* **Task goal**: Report every line below that holds the word "bottom".

* **Stored rows**:
%%

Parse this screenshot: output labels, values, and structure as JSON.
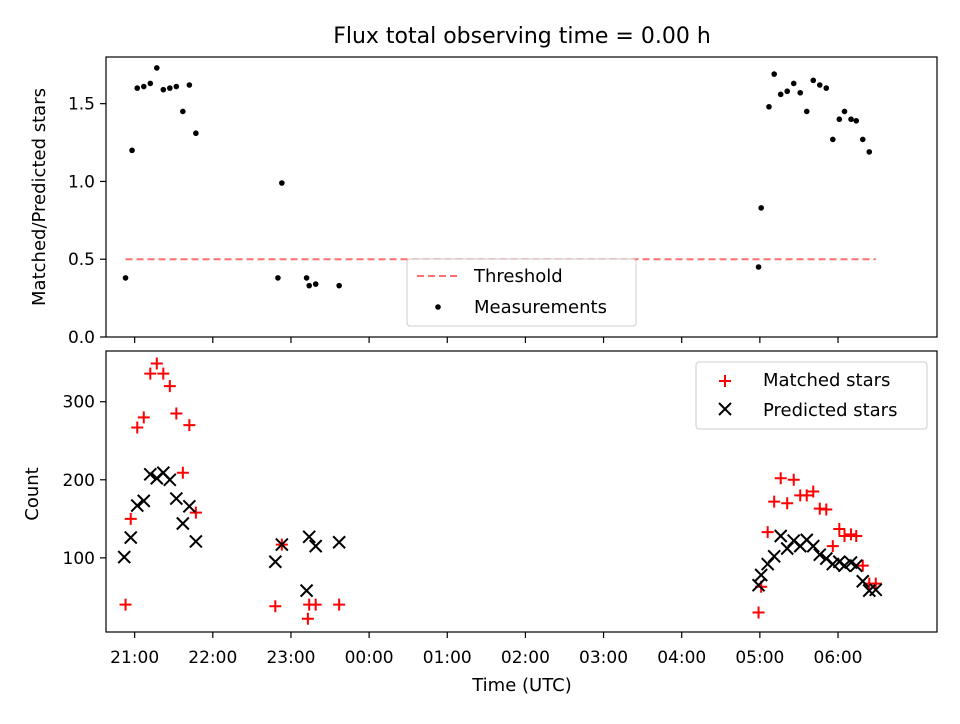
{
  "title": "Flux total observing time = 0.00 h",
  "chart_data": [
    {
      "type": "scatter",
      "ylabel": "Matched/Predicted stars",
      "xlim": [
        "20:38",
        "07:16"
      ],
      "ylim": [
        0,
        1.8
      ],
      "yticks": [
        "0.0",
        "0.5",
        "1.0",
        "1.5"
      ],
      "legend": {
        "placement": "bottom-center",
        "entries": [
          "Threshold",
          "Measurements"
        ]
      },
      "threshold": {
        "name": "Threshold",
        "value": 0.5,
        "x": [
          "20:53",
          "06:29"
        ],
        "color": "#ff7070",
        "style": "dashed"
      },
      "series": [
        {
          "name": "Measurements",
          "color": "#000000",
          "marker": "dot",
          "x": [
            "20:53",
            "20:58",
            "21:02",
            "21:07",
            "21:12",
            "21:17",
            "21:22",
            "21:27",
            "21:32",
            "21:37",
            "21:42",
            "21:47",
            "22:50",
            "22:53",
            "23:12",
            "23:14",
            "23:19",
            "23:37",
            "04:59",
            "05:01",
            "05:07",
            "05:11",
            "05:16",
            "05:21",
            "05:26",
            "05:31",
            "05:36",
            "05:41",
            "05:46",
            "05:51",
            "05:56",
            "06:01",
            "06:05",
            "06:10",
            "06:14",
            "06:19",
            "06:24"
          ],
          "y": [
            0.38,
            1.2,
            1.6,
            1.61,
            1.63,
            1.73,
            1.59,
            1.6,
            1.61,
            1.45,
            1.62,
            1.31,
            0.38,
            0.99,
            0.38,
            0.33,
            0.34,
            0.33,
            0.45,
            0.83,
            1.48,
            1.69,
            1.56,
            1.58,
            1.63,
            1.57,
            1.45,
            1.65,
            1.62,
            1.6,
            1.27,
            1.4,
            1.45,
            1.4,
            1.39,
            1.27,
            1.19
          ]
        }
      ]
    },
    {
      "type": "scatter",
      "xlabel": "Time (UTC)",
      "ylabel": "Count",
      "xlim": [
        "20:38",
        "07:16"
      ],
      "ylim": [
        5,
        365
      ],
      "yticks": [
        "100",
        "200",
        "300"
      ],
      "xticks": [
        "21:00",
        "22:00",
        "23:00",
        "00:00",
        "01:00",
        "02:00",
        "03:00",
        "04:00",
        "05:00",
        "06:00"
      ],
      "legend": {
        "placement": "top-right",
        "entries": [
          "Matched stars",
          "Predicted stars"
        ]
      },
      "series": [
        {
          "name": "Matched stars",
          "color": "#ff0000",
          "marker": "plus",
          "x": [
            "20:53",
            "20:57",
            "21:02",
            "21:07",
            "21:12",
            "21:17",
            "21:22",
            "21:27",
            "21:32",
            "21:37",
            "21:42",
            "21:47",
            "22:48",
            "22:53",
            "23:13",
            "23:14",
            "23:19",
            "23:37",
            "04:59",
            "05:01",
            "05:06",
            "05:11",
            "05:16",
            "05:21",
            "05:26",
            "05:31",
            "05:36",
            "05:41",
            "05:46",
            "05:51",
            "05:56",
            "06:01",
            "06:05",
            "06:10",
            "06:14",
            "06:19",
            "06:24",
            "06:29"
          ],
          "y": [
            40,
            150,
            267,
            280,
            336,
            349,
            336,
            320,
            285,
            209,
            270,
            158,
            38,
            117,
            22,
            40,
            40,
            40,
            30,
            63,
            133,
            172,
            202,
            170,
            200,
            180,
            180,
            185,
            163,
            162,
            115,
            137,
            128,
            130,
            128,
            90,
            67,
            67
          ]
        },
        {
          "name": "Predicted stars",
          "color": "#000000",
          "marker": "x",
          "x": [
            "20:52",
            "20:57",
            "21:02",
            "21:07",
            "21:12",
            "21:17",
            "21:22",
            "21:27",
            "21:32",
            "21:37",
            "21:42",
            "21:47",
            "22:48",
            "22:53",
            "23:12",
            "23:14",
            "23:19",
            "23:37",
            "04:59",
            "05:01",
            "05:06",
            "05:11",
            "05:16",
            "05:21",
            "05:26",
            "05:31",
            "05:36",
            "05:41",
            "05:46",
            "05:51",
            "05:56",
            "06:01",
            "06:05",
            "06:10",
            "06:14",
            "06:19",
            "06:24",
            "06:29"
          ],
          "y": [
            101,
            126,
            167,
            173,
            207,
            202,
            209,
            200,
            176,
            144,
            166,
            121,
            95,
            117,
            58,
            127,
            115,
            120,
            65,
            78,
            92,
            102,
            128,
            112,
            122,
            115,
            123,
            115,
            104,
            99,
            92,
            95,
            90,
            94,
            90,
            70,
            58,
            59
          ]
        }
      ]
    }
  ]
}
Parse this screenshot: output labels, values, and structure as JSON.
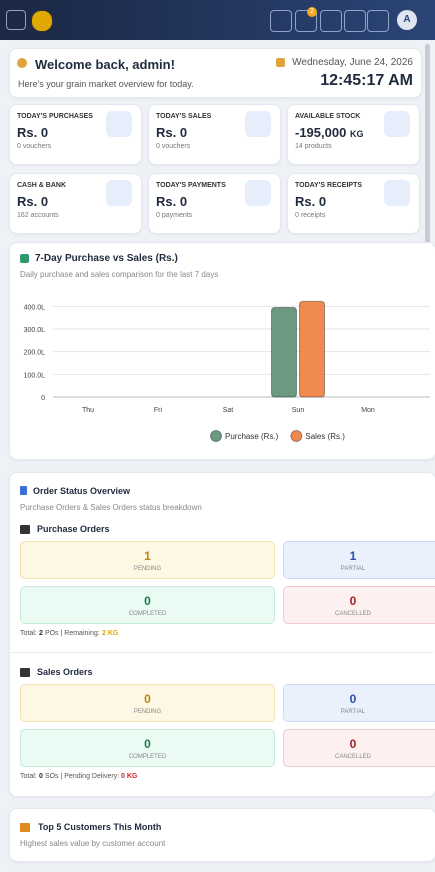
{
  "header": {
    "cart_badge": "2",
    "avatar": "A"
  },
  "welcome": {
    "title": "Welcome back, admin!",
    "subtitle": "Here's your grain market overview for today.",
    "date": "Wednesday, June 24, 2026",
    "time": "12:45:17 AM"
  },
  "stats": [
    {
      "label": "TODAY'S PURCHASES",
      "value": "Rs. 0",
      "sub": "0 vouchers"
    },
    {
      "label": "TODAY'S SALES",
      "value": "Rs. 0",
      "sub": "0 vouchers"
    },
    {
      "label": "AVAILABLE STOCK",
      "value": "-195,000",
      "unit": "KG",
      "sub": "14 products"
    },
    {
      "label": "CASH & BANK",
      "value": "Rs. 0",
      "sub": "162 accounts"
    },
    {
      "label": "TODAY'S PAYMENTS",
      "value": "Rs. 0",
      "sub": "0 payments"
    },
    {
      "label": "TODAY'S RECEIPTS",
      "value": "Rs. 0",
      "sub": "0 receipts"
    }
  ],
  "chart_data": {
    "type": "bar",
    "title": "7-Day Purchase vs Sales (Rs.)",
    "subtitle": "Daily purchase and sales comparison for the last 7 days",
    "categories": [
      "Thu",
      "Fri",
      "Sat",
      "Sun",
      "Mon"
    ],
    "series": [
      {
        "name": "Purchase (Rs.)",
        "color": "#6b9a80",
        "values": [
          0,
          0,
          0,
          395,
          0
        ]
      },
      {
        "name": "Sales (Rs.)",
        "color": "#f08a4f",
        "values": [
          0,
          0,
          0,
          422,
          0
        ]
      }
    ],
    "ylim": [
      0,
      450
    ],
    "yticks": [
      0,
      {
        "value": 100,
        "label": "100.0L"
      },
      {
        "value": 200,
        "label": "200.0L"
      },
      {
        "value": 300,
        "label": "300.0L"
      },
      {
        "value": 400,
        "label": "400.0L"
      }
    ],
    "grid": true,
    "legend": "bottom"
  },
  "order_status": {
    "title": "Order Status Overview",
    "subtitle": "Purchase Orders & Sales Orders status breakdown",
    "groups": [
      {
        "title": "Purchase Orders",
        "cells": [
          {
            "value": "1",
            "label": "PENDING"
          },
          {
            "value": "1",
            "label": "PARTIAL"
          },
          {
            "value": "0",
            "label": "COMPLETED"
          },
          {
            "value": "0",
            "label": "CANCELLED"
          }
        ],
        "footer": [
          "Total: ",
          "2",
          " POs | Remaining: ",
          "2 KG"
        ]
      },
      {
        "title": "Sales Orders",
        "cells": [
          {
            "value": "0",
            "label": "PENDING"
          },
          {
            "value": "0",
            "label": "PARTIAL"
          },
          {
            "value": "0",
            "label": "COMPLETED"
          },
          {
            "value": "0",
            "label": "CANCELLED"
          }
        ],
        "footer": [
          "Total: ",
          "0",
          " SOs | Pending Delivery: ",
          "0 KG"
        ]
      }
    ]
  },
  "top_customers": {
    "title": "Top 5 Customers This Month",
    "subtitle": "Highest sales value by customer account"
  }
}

%%
%%

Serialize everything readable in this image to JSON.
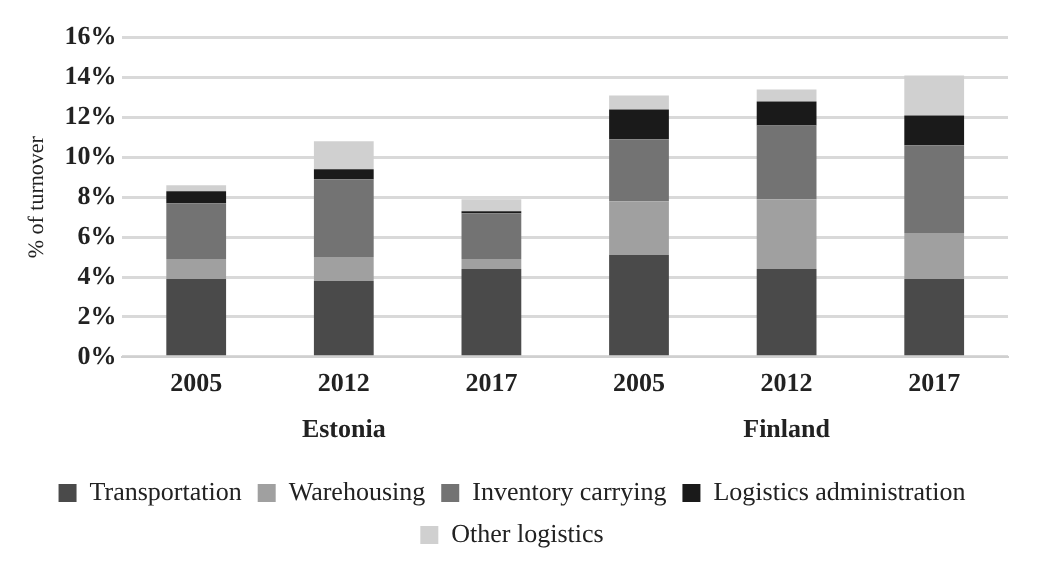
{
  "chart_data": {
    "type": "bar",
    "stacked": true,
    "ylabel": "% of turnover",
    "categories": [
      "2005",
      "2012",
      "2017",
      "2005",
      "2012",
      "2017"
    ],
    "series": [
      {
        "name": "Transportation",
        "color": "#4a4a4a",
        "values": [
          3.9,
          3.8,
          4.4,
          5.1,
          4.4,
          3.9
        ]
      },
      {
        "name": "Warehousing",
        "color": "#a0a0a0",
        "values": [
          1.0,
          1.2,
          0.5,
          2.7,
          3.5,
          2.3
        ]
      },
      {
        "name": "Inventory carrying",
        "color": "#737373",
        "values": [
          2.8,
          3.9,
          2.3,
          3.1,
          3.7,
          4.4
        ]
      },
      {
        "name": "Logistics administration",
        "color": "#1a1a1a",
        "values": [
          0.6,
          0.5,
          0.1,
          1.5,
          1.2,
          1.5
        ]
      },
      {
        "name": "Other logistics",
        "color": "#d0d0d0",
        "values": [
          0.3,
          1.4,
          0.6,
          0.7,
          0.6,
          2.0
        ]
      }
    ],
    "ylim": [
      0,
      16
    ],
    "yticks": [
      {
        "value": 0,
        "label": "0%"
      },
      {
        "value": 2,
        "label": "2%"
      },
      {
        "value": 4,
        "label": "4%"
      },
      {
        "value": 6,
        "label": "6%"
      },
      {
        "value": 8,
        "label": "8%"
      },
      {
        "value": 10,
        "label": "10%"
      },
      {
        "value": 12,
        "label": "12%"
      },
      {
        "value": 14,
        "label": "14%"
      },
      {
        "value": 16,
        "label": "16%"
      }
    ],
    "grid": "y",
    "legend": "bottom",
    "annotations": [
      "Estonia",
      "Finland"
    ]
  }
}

%%
%%

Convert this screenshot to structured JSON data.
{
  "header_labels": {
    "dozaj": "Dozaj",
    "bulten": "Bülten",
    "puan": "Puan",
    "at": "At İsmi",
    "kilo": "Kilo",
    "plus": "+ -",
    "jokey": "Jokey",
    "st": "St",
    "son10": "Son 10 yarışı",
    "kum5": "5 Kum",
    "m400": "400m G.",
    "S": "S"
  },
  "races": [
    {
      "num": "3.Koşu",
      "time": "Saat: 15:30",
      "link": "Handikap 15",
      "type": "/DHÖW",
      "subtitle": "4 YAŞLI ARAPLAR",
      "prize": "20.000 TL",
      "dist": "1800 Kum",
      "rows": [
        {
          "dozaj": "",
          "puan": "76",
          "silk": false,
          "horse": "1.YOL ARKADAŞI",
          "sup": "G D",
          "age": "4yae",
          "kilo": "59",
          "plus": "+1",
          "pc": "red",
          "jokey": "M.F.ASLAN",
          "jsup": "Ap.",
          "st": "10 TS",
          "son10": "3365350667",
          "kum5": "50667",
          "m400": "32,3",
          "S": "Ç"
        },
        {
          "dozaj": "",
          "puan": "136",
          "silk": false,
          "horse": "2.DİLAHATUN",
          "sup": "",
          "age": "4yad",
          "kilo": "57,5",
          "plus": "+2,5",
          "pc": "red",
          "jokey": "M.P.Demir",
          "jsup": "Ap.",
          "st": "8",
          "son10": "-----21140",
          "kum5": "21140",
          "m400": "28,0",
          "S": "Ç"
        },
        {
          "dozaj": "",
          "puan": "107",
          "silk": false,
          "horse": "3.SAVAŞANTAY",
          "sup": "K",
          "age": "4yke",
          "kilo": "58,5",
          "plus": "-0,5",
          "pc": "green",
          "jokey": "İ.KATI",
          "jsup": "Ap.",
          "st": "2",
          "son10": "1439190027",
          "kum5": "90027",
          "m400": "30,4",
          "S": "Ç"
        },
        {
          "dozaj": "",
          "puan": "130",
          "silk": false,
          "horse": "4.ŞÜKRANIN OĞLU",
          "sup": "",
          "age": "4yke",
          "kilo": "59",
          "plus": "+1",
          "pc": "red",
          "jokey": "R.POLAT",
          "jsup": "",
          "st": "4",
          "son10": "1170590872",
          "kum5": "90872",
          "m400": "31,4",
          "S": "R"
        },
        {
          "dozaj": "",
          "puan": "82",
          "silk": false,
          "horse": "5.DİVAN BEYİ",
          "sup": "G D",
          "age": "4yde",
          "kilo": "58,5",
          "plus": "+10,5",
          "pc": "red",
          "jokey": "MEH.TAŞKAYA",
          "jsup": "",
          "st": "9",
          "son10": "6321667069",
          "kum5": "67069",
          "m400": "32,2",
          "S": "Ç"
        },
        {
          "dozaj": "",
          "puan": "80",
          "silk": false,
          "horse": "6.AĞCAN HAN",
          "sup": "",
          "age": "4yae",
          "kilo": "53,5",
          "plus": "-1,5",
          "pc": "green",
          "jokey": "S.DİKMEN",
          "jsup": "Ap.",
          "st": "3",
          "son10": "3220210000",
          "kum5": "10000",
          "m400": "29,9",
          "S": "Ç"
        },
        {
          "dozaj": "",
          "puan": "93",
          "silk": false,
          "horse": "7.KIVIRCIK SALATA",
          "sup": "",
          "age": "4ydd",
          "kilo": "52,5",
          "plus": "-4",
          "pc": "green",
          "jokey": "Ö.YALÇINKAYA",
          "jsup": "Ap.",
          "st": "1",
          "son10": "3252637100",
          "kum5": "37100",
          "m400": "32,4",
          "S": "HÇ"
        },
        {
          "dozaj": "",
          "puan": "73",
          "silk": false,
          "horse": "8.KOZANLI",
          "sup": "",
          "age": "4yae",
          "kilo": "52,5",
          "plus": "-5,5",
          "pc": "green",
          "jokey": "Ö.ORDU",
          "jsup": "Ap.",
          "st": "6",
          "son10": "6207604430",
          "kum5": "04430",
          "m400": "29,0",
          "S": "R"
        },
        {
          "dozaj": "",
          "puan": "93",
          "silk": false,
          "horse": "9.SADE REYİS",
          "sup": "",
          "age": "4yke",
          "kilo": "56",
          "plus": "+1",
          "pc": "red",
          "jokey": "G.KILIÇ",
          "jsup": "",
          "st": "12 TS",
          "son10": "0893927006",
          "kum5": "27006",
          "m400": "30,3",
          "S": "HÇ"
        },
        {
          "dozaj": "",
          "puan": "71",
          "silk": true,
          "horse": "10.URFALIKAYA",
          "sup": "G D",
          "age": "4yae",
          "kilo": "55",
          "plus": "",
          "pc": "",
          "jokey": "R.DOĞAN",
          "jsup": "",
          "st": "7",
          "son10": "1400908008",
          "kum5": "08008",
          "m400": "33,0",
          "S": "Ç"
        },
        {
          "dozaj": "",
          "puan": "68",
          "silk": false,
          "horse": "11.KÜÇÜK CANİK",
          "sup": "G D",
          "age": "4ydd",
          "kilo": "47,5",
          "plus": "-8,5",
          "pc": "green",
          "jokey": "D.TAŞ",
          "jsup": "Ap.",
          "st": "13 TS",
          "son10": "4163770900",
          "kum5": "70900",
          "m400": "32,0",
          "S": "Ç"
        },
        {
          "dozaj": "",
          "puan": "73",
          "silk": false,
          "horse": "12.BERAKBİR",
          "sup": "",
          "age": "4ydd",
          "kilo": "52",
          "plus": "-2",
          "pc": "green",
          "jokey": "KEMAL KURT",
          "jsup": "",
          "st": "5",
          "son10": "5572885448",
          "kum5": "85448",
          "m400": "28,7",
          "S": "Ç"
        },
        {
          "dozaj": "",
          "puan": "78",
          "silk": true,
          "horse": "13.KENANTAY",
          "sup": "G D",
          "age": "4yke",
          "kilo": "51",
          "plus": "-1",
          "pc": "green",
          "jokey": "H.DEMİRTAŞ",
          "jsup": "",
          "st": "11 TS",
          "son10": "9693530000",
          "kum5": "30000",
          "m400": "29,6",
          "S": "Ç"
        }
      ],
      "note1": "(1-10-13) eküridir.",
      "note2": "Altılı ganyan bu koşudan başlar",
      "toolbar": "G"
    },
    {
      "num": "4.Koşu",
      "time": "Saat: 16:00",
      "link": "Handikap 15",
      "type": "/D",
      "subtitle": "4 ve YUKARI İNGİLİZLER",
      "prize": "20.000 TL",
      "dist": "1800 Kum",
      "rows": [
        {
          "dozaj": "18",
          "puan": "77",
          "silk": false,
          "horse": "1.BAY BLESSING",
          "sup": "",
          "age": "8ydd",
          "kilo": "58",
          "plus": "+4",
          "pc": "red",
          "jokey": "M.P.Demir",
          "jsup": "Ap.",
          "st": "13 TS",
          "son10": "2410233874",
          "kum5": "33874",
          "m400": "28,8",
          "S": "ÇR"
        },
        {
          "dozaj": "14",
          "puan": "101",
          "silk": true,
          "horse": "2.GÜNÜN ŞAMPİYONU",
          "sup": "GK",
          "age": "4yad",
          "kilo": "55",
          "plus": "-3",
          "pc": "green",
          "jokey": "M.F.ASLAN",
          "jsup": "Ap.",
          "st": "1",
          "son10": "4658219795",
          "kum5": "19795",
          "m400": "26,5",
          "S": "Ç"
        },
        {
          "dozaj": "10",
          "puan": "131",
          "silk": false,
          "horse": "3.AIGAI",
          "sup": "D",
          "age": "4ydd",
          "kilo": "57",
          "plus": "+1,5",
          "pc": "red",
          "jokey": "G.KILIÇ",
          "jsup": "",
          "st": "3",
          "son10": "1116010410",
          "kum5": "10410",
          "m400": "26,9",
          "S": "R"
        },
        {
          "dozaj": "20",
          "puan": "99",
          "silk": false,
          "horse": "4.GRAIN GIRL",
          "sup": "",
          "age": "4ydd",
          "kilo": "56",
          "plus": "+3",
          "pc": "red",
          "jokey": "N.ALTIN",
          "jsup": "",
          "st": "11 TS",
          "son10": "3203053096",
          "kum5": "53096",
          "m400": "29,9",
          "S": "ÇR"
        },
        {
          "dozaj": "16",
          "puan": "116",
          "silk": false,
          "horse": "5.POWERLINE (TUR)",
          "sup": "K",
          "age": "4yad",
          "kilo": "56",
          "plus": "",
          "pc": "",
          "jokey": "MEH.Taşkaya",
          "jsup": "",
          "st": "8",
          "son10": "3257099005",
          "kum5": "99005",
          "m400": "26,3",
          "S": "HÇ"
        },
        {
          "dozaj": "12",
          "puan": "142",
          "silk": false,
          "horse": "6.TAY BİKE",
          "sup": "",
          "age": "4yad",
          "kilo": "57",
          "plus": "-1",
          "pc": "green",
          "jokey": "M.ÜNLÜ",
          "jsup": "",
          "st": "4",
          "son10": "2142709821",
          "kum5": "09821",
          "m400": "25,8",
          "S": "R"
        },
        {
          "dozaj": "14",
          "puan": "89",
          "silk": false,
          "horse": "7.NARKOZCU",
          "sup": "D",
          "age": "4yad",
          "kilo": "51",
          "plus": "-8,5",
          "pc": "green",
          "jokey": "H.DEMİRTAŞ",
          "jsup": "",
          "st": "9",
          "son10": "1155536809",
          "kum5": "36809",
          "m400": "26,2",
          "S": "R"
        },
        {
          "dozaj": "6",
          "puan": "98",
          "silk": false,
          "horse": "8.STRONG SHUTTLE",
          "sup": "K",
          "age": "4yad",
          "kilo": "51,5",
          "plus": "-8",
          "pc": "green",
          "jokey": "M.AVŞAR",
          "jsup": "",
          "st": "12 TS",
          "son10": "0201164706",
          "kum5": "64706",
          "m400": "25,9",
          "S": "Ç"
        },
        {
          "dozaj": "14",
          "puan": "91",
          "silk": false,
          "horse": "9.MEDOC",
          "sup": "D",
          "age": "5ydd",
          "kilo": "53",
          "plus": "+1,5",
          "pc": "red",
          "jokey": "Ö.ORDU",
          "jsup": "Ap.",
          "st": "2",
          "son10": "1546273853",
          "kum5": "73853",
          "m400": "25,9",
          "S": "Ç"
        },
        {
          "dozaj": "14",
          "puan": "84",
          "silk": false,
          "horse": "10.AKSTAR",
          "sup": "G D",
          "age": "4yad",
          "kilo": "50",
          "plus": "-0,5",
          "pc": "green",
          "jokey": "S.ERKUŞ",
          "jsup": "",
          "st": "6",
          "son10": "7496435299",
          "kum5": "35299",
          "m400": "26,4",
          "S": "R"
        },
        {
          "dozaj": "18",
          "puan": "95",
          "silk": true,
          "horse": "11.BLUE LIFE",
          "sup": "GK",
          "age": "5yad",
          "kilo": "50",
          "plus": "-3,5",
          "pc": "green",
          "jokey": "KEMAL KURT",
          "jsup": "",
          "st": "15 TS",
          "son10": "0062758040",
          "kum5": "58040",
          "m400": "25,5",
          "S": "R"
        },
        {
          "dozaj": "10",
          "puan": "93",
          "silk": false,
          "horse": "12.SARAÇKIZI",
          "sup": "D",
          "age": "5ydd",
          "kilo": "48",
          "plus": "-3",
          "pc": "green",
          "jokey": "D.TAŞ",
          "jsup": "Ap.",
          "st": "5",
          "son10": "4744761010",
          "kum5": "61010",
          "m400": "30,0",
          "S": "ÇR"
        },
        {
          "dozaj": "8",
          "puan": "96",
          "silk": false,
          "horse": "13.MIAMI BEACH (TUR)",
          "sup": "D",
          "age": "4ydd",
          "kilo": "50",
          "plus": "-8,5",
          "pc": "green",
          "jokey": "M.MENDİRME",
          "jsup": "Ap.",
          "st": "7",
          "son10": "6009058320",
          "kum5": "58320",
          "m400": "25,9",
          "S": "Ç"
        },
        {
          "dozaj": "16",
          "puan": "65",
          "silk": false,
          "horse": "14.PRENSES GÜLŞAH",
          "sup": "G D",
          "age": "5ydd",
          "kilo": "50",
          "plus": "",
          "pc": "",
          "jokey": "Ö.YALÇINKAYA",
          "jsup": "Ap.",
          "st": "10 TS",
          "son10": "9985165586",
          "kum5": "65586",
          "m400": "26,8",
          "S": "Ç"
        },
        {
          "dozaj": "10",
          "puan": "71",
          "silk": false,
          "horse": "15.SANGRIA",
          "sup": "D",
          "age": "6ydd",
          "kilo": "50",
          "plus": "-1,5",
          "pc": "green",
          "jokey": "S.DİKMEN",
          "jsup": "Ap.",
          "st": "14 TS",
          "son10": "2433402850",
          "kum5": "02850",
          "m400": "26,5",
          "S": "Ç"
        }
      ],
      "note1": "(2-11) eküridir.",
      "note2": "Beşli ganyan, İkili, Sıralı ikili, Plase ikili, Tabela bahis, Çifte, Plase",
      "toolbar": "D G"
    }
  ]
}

%%

* **Exercise result**:
        "placement": "bottom-center",
    "legend": "bottom"
    "legend": "bottom",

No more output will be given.